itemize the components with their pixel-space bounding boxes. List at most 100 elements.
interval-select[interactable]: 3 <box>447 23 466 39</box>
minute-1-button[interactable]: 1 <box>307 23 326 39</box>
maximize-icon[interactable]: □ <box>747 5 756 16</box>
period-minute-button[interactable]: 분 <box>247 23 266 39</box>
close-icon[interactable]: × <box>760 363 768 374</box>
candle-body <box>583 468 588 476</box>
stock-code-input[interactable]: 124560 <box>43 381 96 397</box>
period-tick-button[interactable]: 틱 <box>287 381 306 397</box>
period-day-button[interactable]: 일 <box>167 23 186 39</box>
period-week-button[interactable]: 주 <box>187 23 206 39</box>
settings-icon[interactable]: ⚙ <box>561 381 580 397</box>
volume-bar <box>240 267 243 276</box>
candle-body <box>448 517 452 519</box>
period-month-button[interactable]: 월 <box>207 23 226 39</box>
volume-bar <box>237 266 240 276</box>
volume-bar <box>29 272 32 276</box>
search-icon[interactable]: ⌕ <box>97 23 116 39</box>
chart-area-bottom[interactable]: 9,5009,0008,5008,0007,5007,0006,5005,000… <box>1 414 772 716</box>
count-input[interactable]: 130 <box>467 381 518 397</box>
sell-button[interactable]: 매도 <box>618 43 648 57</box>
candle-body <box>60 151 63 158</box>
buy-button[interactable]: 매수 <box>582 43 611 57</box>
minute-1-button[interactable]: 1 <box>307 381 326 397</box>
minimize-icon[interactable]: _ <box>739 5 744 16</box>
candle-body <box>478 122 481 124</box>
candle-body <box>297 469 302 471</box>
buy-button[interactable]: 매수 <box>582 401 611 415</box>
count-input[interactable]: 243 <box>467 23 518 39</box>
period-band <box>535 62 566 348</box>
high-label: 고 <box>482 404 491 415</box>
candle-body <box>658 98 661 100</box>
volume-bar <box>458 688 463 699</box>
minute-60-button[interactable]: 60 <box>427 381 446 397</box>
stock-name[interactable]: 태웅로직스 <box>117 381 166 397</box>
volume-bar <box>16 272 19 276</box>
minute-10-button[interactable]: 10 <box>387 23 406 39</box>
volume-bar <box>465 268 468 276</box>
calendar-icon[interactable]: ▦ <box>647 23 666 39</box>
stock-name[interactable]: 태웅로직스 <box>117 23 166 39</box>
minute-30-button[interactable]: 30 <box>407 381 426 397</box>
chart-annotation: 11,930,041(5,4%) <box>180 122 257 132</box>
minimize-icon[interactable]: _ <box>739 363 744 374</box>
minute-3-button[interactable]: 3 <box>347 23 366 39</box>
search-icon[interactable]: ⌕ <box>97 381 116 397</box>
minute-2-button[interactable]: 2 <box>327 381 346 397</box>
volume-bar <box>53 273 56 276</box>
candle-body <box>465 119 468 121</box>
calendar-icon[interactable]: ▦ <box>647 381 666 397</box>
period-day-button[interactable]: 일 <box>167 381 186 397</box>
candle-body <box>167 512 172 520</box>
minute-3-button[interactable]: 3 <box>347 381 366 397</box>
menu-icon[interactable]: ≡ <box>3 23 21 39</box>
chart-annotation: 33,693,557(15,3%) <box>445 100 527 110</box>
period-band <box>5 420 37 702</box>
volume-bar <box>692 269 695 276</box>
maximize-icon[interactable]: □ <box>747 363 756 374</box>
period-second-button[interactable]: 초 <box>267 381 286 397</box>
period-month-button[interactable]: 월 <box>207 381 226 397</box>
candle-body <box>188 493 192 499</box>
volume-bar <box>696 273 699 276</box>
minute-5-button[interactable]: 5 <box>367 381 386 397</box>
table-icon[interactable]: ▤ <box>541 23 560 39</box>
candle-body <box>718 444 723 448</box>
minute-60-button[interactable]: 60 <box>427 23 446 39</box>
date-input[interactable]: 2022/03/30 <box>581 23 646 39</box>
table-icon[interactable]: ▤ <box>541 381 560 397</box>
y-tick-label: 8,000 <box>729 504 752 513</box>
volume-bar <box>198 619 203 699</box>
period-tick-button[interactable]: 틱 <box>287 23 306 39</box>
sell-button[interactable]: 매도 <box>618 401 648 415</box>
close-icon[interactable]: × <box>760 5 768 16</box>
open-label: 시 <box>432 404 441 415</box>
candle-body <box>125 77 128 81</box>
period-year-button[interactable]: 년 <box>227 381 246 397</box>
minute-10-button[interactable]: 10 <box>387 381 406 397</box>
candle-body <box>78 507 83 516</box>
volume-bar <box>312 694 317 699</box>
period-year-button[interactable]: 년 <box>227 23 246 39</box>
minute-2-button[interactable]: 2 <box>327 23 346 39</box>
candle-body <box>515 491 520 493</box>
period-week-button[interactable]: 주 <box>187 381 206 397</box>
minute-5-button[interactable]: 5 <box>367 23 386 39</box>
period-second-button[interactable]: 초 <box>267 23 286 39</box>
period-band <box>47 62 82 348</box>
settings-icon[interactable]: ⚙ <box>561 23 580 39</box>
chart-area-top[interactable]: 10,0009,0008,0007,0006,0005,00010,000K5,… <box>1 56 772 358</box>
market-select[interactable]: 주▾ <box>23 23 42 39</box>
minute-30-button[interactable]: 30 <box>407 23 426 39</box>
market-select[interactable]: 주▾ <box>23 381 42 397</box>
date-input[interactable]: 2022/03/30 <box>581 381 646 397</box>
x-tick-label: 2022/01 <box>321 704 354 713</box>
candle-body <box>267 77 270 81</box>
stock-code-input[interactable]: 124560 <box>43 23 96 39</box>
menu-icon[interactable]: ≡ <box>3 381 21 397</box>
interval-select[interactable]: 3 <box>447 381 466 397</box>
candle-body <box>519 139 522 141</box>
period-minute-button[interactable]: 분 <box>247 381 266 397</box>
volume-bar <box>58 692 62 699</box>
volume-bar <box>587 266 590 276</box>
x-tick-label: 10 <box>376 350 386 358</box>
============================================================
Repeat every one of the lines above word for word.

itemize the components with their pixel-space bounding boxes. List at most 100 elements.
interval-select[interactable]: 3 <box>447 23 466 39</box>
minute-1-button[interactable]: 1 <box>307 23 326 39</box>
maximize-icon[interactable]: □ <box>747 5 756 16</box>
period-minute-button[interactable]: 분 <box>247 23 266 39</box>
close-icon[interactable]: × <box>760 363 768 374</box>
candle-body <box>583 468 588 476</box>
stock-code-input[interactable]: 124560 <box>43 381 96 397</box>
period-tick-button[interactable]: 틱 <box>287 381 306 397</box>
period-day-button[interactable]: 일 <box>167 23 186 39</box>
period-week-button[interactable]: 주 <box>187 23 206 39</box>
settings-icon[interactable]: ⚙ <box>561 381 580 397</box>
volume-bar <box>240 267 243 276</box>
candle-body <box>448 517 452 519</box>
period-month-button[interactable]: 월 <box>207 23 226 39</box>
volume-bar <box>237 266 240 276</box>
volume-bar <box>29 272 32 276</box>
search-icon[interactable]: ⌕ <box>97 23 116 39</box>
chart-area-bottom[interactable]: 9,5009,0008,5008,0007,5007,0006,5005,000… <box>1 414 772 716</box>
count-input[interactable]: 130 <box>467 381 518 397</box>
sell-button[interactable]: 매도 <box>618 43 648 57</box>
candle-body <box>60 151 63 158</box>
buy-button[interactable]: 매수 <box>582 43 611 57</box>
minute-1-button[interactable]: 1 <box>307 381 326 397</box>
minimize-icon[interactable]: _ <box>739 5 744 16</box>
candle-body <box>478 122 481 124</box>
candle-body <box>297 469 302 471</box>
buy-button[interactable]: 매수 <box>582 401 611 415</box>
count-input[interactable]: 243 <box>467 23 518 39</box>
period-band <box>535 62 566 348</box>
high-label: 고 <box>482 404 491 415</box>
candle-body <box>658 98 661 100</box>
volume-bar <box>458 688 463 699</box>
minute-60-button[interactable]: 60 <box>427 381 446 397</box>
stock-name[interactable]: 태웅로직스 <box>117 381 166 397</box>
volume-bar <box>16 272 19 276</box>
minute-10-button[interactable]: 10 <box>387 23 406 39</box>
volume-bar <box>465 268 468 276</box>
calendar-icon[interactable]: ▦ <box>647 23 666 39</box>
stock-name[interactable]: 태웅로직스 <box>117 23 166 39</box>
minute-30-button[interactable]: 30 <box>407 381 426 397</box>
chart-annotation: 11,930,041(5,4%) <box>180 122 257 132</box>
minimize-icon[interactable]: _ <box>739 363 744 374</box>
minute-3-button[interactable]: 3 <box>347 23 366 39</box>
search-icon[interactable]: ⌕ <box>97 381 116 397</box>
minute-2-button[interactable]: 2 <box>327 381 346 397</box>
volume-bar <box>53 273 56 276</box>
candle-body <box>465 119 468 121</box>
calendar-icon[interactable]: ▦ <box>647 381 666 397</box>
period-day-button[interactable]: 일 <box>167 381 186 397</box>
candle-body <box>167 512 172 520</box>
minute-3-button[interactable]: 3 <box>347 381 366 397</box>
menu-icon[interactable]: ≡ <box>3 23 21 39</box>
chart-annotation: 33,693,557(15,3%) <box>445 100 527 110</box>
period-band <box>5 420 37 702</box>
volume-bar <box>692 269 695 276</box>
maximize-icon[interactable]: □ <box>747 363 756 374</box>
period-second-button[interactable]: 초 <box>267 381 286 397</box>
period-month-button[interactable]: 월 <box>207 381 226 397</box>
candle-body <box>188 493 192 499</box>
volume-bar <box>696 273 699 276</box>
minute-5-button[interactable]: 5 <box>367 381 386 397</box>
table-icon[interactable]: ▤ <box>541 23 560 39</box>
candle-body <box>718 444 723 448</box>
minute-60-button[interactable]: 60 <box>427 23 446 39</box>
date-input[interactable]: 2022/03/30 <box>581 23 646 39</box>
table-icon[interactable]: ▤ <box>541 381 560 397</box>
y-tick-label: 8,000 <box>729 504 752 513</box>
volume-bar <box>198 619 203 699</box>
period-tick-button[interactable]: 틱 <box>287 23 306 39</box>
sell-button[interactable]: 매도 <box>618 401 648 415</box>
close-icon[interactable]: × <box>760 5 768 16</box>
open-label: 시 <box>432 404 441 415</box>
candle-body <box>125 77 128 81</box>
period-year-button[interactable]: 년 <box>227 381 246 397</box>
minute-10-button[interactable]: 10 <box>387 381 406 397</box>
candle-body <box>78 507 83 516</box>
volume-bar <box>312 694 317 699</box>
period-year-button[interactable]: 년 <box>227 23 246 39</box>
minute-2-button[interactable]: 2 <box>327 23 346 39</box>
candle-body <box>515 491 520 493</box>
period-week-button[interactable]: 주 <box>187 381 206 397</box>
minute-5-button[interactable]: 5 <box>367 23 386 39</box>
period-second-button[interactable]: 초 <box>267 23 286 39</box>
period-band <box>47 62 82 348</box>
settings-icon[interactable]: ⚙ <box>561 23 580 39</box>
chart-area-top[interactable]: 10,0009,0008,0007,0006,0005,00010,000K5,… <box>1 56 772 358</box>
market-select[interactable]: 주▾ <box>23 23 42 39</box>
minute-30-button[interactable]: 30 <box>407 23 426 39</box>
market-select[interactable]: 주▾ <box>23 381 42 397</box>
date-input[interactable]: 2022/03/30 <box>581 381 646 397</box>
x-tick-label: 2022/01 <box>321 704 354 713</box>
candle-body <box>267 77 270 81</box>
stock-code-input[interactable]: 124560 <box>43 23 96 39</box>
menu-icon[interactable]: ≡ <box>3 381 21 397</box>
interval-select[interactable]: 3 <box>447 381 466 397</box>
candle-body <box>519 139 522 141</box>
period-minute-button[interactable]: 분 <box>247 381 266 397</box>
volume-bar <box>58 692 62 699</box>
volume-bar <box>587 266 590 276</box>
x-tick-label: 10 <box>376 350 386 358</box>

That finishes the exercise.